***** INFORMATION SUPPLIED
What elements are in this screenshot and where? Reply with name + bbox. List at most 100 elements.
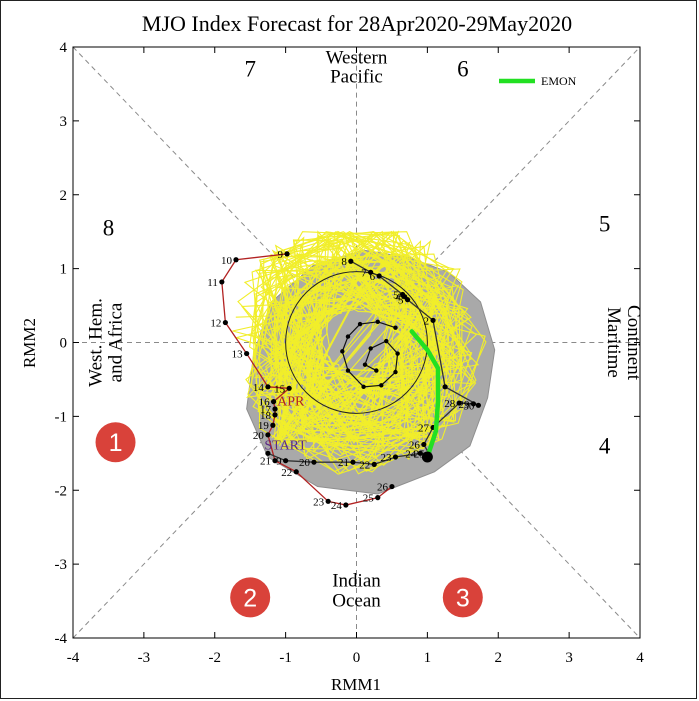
region-label-right: Continent [623, 305, 644, 381]
forecast-point-5 [392, 454, 399, 460]
badge-label: 2 [243, 584, 257, 612]
observed-point-7 [270, 399, 277, 405]
observed-point-8 [272, 406, 278, 412]
forecast-day-label: 30 [463, 400, 475, 412]
observed-point-10 [270, 422, 276, 428]
spiral-point-2 [357, 321, 363, 327]
observed-day-label: 21 [260, 456, 271, 468]
observed-point-4 [244, 350, 250, 357]
forecast-point-0 [265, 450, 271, 456]
forecast-day-label: 25 [414, 448, 426, 460]
y-axis-label: RMM2 [20, 318, 39, 368]
forecast-point-13 [442, 384, 448, 390]
badge-circle [230, 577, 271, 618]
spiral-point-3 [345, 334, 351, 339]
region-label-left: and Africa [105, 302, 126, 382]
forecast-point-20 [348, 258, 354, 264]
spiral-point-1 [375, 319, 380, 325]
forecast-point-1 [283, 458, 289, 464]
forecast-day-label: 20 [299, 457, 311, 469]
forecast-point-12 [475, 402, 482, 408]
x-tick-label: -4 [67, 650, 80, 666]
region-label-bottom: Ocean [332, 590, 381, 611]
x-tick-label: 4 [636, 650, 644, 666]
observed-day-label: 20 [253, 430, 265, 442]
phase-number: 6 [457, 57, 469, 82]
y-tick-label: 3 [60, 114, 68, 130]
forecast-point-18 [376, 273, 382, 279]
forecast-day-label: 26 [409, 439, 421, 451]
x-tick-label: 1 [424, 650, 432, 666]
observed-point-15 [343, 502, 349, 508]
observed-day-label: 15 [274, 383, 286, 395]
observed-point-11 [265, 432, 271, 438]
region-label-top: Western [326, 47, 388, 68]
forecast-day-label: 6 [370, 271, 376, 283]
badge-circle [95, 422, 136, 463]
forecast-day-label: 24 [405, 448, 417, 460]
spiral-point-13 [374, 368, 379, 373]
observed-point-12 [272, 458, 278, 464]
spiral-point-11 [368, 346, 373, 351]
observed-day-label: 17 [260, 404, 272, 416]
region-label-top: Pacific [330, 66, 383, 87]
forecast-day-label: 21 [338, 457, 349, 469]
y-tick-label: -2 [55, 483, 68, 499]
x-tick-label: 0 [353, 650, 361, 666]
spiral-line [341, 321, 399, 388]
spiral-point-5 [345, 368, 351, 373]
region-badges: 12 3 [95, 422, 483, 618]
unit-circle [285, 271, 428, 414]
x-tick-label: -1 [279, 650, 292, 666]
inner-forecast-spiral [340, 319, 400, 390]
legend: EMON [499, 74, 577, 88]
y-tick-label: 0 [60, 336, 68, 352]
member-track-15 [260, 238, 461, 473]
region-label-right: Maritime [603, 307, 624, 378]
member-track-18 [235, 232, 459, 453]
forecast-day-label: 27 [418, 422, 430, 434]
badge-circle [442, 577, 483, 618]
phase-numbers: 7 68 54 [103, 57, 611, 459]
observed-point-14 [325, 498, 331, 504]
x-tick-label: 3 [565, 650, 573, 666]
observed-day-label: 18 [260, 410, 272, 422]
observed-day-label: 13 [232, 349, 244, 361]
observed-day-label: 24 [331, 500, 343, 512]
phase-number: 8 [103, 215, 115, 240]
observed-point-1 [233, 257, 239, 263]
observed-point-2 [219, 279, 225, 285]
member-track-20 [257, 230, 477, 458]
forecast-day-label: 22 [359, 459, 370, 471]
forecast-point-2 [311, 459, 317, 465]
observed-point-13 [293, 469, 299, 475]
spiral-point-10 [384, 338, 389, 344]
observed-day-label: 11 [207, 277, 218, 289]
forecast-point-3 [350, 459, 356, 465]
marker-apr: APR [277, 394, 305, 409]
observed-point-3 [222, 319, 228, 326]
phase-number: 4 [599, 433, 611, 458]
ensemble-mean-track [409, 329, 441, 463]
legend-label-emon: EMON [541, 74, 577, 88]
observed-point-5 [265, 384, 271, 390]
observed-day-label: 9 [278, 249, 284, 261]
observed-day-label: 19 [258, 420, 270, 432]
forecast-point-11 [470, 401, 477, 407]
forecast-point-8 [421, 441, 427, 448]
x-tick-label: -3 [138, 650, 151, 666]
forecast-day-label: 29 [458, 399, 470, 411]
unit-circle-ring [285, 271, 428, 414]
member-track-19 [249, 231, 480, 467]
x-axis-label: RMM1 [331, 675, 381, 694]
y-tick-label: -4 [55, 631, 68, 647]
observed-day-label: 23 [313, 496, 325, 508]
observed-day-label: 12 [210, 318, 221, 330]
spiral-point-12 [362, 362, 368, 367]
spiral-point-4 [340, 349, 345, 354]
forecast-day-label: 5 [393, 289, 399, 301]
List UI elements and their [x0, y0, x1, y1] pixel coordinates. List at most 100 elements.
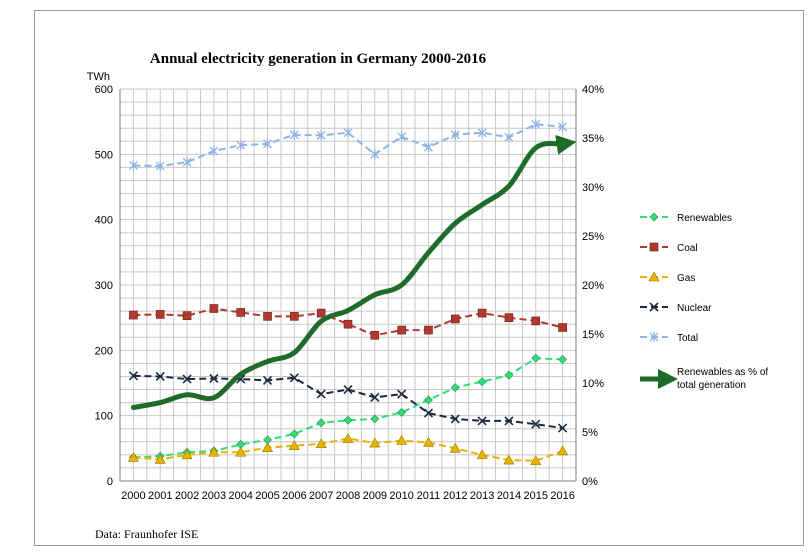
series-line	[130, 134, 577, 410]
data-point	[477, 308, 487, 318]
data-point	[316, 418, 326, 428]
legend-item: Coal	[640, 242, 698, 254]
x-tick-label: 2011	[417, 490, 441, 502]
x-tick-label: 2001	[148, 490, 172, 502]
legend-label: Renewables as % of total generation	[677, 367, 768, 391]
legend-label: Renewables	[677, 213, 732, 224]
data-point	[209, 146, 219, 157]
series-coal	[129, 304, 567, 340]
data-point	[128, 160, 138, 171]
data-point	[503, 454, 515, 465]
data-point	[477, 377, 487, 387]
x-tick-label: 2006	[282, 490, 306, 502]
chart-title: Annual electricity generation in Germany…	[150, 51, 487, 67]
data-point	[263, 138, 272, 149]
data-point	[450, 314, 460, 324]
legend-label: Gas	[677, 273, 695, 284]
series-line	[133, 123, 563, 168]
data-point	[182, 374, 192, 384]
legend-item: Renewables	[640, 212, 732, 224]
data-point	[397, 407, 407, 417]
data-point	[316, 389, 326, 399]
data-point	[504, 416, 514, 426]
data-point	[262, 375, 273, 385]
x-tick-label: 2009	[363, 490, 387, 502]
y-tick-label-right: 5%	[582, 427, 598, 439]
data-point	[558, 423, 568, 433]
y-tick-label-left: 200	[95, 345, 113, 357]
data-source: Data: Fraunhofer ISE	[95, 527, 198, 541]
data-point	[397, 389, 407, 399]
series-nuclear	[128, 371, 568, 433]
data-point	[289, 373, 299, 383]
data-point	[531, 119, 541, 130]
data-point	[343, 384, 353, 395]
data-point	[558, 323, 567, 332]
series-total	[128, 119, 568, 172]
x-tick-label: 2004	[228, 490, 252, 502]
data-point	[649, 302, 659, 312]
series-line	[133, 374, 563, 430]
data-point	[343, 127, 353, 138]
legend-item: Total	[640, 332, 698, 344]
data-point	[649, 332, 659, 342]
legend: Renewables Coal Gas Nuclear Total Renewables …	[640, 212, 768, 391]
data-point	[530, 455, 542, 466]
data-point	[450, 383, 460, 392]
data-point	[182, 157, 192, 168]
data-point	[236, 140, 246, 151]
data-point	[649, 212, 659, 222]
legend-item: Nuclear	[640, 302, 712, 314]
data-point	[477, 127, 487, 138]
data-point	[370, 149, 380, 160]
data-point	[370, 331, 380, 340]
data-point	[288, 440, 300, 451]
data-point	[154, 453, 166, 464]
data-point	[396, 434, 408, 445]
y-tick-label-left: 0	[107, 476, 113, 488]
data-point	[450, 414, 460, 424]
data-point	[477, 416, 487, 426]
data-point	[531, 353, 541, 363]
data-point	[343, 415, 353, 425]
data-point	[263, 312, 272, 321]
series-gas	[127, 432, 569, 466]
x-tick-label: 2005	[255, 490, 279, 502]
data-point	[504, 313, 514, 322]
data-point	[128, 371, 138, 381]
x-tick-label: 2016	[550, 490, 574, 502]
data-point	[558, 355, 568, 364]
data-point	[343, 319, 353, 329]
y-tick-label-right: 30%	[582, 182, 604, 194]
data-point	[649, 242, 659, 252]
data-point	[397, 131, 407, 142]
data-point	[209, 304, 219, 313]
x-tick-label: 2000	[121, 490, 145, 502]
data-point	[289, 429, 299, 439]
data-point	[236, 308, 246, 317]
tick-labels: 0 100 200 300 400 500 600 0% 5% 10% 15% 20% 25% 30% 35…	[95, 84, 605, 502]
series-line	[133, 307, 563, 337]
data-point	[155, 371, 165, 382]
x-tick-label: 2015	[524, 490, 548, 502]
data-point	[155, 310, 165, 319]
series-lines	[127, 119, 577, 466]
x-tick-label: 2014	[497, 490, 521, 502]
legend-item: Renewables as % of total generation	[640, 367, 768, 391]
series-line	[133, 437, 563, 462]
data-point	[422, 436, 434, 447]
data-point	[316, 130, 326, 141]
data-point	[648, 271, 660, 282]
data-point	[155, 161, 165, 172]
data-point	[424, 395, 433, 405]
data-point	[370, 392, 380, 402]
data-point	[476, 449, 488, 460]
y-tick-label-left: 100	[95, 411, 113, 423]
data-point	[531, 419, 541, 429]
data-point	[370, 414, 380, 424]
data-point	[504, 370, 514, 380]
data-point	[181, 449, 193, 460]
x-tick-label: 2010	[389, 490, 413, 502]
series-renewables-as-of-total-generation	[130, 134, 577, 410]
y-tick-label-right: 15%	[582, 329, 604, 341]
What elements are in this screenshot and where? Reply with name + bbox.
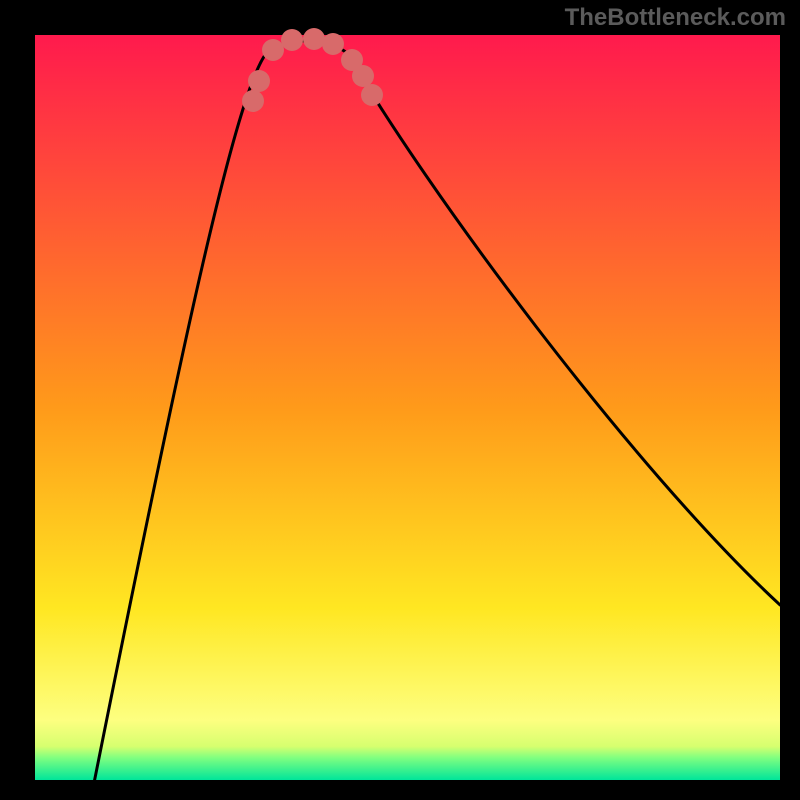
**********
Rewrite the lines of the data from the line with "region-label-right: Continent [623, 305, 644, 381]" up to and including the line with "forecast-point-1 [283, 458, 289, 464]" as a numbered list, omitting any blank lines.

TASK SOLUTION:
1. region-label-right: Continent [623, 305, 644, 381]
2. forecast-point-5 [392, 454, 399, 460]
3. badge-label: 2 [243, 584, 257, 612]
4. observed-point-7 [270, 399, 277, 405]
5. observed-point-8 [272, 406, 278, 412]
6. forecast-day-label: 30 [463, 400, 475, 412]
7. observed-point-10 [270, 422, 276, 428]
8. spiral-point-2 [357, 321, 363, 327]
9. observed-day-label: 21 [260, 456, 271, 468]
10. observed-point-4 [244, 350, 250, 357]
11. forecast-point-0 [265, 450, 271, 456]
12. forecast-day-label: 25 [414, 448, 426, 460]
13. y-axis-label: RMM2 [20, 318, 39, 368]
14. forecast-point-13 [442, 384, 448, 390]
15. badge-circle [230, 577, 271, 618]
16. spiral-point-3 [345, 334, 351, 339]
17. region-label-left: and Africa [105, 302, 126, 382]
18. forecast-point-20 [348, 258, 354, 264]
19. spiral-point-1 [375, 319, 380, 325]
20. forecast-point-1 [283, 458, 289, 464]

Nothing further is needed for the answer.